» To do: Return each line of the listing that contains the string "Pins".

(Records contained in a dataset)

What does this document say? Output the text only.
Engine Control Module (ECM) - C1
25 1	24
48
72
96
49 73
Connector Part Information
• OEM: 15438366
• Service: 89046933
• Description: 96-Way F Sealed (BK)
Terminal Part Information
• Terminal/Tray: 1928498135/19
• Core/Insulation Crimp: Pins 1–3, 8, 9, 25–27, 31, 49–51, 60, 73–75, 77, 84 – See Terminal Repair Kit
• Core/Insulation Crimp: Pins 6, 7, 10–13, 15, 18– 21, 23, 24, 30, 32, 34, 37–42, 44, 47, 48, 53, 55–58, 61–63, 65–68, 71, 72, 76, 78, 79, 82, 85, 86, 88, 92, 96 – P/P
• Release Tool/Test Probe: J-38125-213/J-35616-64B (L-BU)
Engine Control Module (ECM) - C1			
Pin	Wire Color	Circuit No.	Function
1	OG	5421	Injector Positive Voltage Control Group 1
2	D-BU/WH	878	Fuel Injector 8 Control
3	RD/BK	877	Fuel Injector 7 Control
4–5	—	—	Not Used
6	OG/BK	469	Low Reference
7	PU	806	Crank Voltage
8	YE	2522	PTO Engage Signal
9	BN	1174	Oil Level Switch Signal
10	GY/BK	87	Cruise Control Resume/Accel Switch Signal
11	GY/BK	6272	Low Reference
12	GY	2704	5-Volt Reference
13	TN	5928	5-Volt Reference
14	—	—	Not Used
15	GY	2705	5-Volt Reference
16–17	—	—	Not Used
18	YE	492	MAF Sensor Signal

» Answer to this exercise:
• Core/Insulation Crimp: Pins 1–3, 8, 9, 25–27, 31, 49–51, 60, 73–75, 77, 84 – See Terminal Repair Kit
• Core/Insulation Crimp: Pins 6, 7, 10–13, 15, 18– 21, 23, 24, 30, 32, 34, 37–42, 44, 47, 48, 53, 55–58, 61–63, 65–68, 71, 72, 76, 78, 79, 82, 85, 86, 88, 92, 96 – P/P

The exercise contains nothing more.